• YOUR INSTRUCTIONS
Locate all lines with the word "Squad". Copy them.

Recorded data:

++++++

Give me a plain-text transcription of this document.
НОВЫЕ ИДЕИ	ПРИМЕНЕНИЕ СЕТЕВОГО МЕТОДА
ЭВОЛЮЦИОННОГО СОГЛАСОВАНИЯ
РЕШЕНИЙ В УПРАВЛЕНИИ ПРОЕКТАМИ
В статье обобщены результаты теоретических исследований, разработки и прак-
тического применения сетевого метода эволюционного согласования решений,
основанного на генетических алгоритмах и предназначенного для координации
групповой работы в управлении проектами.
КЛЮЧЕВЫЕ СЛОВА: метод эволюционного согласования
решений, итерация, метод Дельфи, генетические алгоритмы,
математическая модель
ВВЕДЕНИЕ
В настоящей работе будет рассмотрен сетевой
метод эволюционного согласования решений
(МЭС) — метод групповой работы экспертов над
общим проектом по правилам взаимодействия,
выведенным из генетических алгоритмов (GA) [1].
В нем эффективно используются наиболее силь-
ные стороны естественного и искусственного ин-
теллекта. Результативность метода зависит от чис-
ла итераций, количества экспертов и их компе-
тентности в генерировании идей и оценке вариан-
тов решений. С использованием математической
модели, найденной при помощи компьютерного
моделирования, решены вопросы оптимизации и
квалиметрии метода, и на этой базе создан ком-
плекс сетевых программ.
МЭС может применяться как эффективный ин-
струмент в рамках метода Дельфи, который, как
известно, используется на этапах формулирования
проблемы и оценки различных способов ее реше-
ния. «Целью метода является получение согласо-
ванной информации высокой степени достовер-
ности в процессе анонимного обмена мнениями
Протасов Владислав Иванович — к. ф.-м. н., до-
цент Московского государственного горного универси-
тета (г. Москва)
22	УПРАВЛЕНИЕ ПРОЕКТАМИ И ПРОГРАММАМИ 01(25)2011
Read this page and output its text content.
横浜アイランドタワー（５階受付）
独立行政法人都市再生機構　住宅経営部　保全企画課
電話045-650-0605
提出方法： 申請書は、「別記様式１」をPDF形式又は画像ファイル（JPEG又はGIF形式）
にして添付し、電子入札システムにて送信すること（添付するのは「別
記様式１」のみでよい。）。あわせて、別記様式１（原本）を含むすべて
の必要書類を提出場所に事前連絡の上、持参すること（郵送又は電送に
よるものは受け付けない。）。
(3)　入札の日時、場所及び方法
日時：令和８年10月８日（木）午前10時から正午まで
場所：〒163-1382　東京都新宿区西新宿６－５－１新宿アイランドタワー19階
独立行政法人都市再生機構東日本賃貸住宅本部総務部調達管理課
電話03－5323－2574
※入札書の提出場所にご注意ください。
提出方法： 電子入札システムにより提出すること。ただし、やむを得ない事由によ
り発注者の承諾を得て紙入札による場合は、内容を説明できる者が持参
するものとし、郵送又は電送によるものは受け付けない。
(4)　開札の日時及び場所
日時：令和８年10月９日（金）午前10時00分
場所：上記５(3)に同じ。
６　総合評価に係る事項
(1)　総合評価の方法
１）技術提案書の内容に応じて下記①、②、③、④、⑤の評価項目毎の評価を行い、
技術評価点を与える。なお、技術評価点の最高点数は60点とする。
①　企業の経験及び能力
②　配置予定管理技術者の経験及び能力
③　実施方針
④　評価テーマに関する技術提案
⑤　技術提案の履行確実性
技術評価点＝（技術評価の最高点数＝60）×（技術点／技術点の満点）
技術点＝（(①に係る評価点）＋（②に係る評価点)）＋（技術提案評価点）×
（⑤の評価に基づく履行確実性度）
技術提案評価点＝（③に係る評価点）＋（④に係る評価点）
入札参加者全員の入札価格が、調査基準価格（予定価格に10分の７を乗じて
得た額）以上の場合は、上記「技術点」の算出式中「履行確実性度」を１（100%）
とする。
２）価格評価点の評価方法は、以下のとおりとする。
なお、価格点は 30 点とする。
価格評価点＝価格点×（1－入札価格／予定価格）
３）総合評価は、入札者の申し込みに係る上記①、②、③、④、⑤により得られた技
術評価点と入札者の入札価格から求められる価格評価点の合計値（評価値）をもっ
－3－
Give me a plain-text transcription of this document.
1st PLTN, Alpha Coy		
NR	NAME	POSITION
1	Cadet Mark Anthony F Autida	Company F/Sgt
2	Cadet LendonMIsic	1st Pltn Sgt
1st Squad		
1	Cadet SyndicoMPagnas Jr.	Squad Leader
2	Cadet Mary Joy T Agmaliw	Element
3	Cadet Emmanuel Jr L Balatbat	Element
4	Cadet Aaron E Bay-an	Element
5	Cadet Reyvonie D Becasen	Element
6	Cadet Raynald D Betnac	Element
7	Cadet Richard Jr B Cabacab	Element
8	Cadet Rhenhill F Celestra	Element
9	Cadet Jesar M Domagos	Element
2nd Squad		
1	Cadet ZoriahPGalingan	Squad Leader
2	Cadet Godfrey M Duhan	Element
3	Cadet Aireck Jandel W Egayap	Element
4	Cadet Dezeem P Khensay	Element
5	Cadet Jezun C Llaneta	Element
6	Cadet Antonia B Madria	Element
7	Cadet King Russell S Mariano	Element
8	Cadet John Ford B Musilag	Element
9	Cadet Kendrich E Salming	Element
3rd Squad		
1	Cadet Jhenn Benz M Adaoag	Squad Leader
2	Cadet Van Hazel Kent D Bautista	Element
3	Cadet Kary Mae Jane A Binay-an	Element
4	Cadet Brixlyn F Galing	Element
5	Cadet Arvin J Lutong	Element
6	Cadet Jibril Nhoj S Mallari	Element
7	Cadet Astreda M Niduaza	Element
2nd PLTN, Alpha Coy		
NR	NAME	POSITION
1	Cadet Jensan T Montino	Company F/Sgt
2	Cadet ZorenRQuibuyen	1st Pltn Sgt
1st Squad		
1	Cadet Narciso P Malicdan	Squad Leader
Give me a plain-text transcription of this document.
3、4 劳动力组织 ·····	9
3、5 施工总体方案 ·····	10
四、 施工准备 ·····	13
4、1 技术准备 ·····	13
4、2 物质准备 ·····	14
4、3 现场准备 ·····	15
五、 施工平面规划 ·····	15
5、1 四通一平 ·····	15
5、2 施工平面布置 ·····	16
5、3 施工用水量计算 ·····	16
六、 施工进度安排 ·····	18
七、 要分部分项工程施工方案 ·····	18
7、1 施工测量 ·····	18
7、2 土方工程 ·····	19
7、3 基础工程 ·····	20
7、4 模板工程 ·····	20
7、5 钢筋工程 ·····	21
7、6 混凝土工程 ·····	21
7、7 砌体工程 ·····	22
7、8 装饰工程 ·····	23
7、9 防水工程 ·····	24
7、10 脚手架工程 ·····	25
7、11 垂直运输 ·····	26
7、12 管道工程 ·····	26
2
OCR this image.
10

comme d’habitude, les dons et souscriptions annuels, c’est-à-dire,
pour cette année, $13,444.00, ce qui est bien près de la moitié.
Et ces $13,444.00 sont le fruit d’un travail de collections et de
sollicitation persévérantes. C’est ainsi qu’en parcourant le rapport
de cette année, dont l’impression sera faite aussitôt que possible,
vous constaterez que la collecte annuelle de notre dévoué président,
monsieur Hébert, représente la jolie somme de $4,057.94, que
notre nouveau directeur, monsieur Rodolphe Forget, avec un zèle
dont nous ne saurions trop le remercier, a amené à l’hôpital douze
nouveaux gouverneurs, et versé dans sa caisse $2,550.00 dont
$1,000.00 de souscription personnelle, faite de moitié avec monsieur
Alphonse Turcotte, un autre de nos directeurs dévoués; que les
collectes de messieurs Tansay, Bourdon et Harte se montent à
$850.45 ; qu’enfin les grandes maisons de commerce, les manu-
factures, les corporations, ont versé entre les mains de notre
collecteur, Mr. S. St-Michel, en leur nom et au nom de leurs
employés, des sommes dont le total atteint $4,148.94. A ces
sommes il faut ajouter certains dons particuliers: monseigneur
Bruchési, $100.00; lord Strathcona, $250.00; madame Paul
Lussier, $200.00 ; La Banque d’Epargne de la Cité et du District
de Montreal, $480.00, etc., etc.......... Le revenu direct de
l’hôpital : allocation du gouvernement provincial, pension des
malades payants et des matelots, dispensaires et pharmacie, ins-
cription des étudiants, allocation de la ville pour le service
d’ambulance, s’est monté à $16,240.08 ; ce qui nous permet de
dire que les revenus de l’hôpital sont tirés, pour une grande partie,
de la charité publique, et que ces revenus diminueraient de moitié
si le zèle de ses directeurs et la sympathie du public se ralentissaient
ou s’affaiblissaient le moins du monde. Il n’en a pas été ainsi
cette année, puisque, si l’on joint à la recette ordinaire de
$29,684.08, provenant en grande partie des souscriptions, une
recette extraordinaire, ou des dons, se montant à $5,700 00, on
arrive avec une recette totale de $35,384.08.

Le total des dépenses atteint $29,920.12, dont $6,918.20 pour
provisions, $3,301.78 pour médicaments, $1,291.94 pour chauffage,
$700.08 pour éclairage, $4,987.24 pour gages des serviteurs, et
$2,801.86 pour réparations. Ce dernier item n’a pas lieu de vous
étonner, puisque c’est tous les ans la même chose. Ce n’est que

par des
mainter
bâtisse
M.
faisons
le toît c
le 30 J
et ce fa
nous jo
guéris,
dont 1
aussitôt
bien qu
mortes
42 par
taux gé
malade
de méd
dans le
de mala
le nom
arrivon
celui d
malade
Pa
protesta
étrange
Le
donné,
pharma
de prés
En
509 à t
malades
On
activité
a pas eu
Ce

++++++

• COMPLETE RESPONSE
1st Squad		
1	Cadet SyndicoMPagnas Jr.	Squad Leader
2nd Squad		
1	Cadet ZoriahPGalingan	Squad Leader
3rd Squad		
1	Cadet Jhenn Benz M Adaoag	Squad Leader
1st Squad		
1	Cadet Narciso P Malicdan	Squad Leader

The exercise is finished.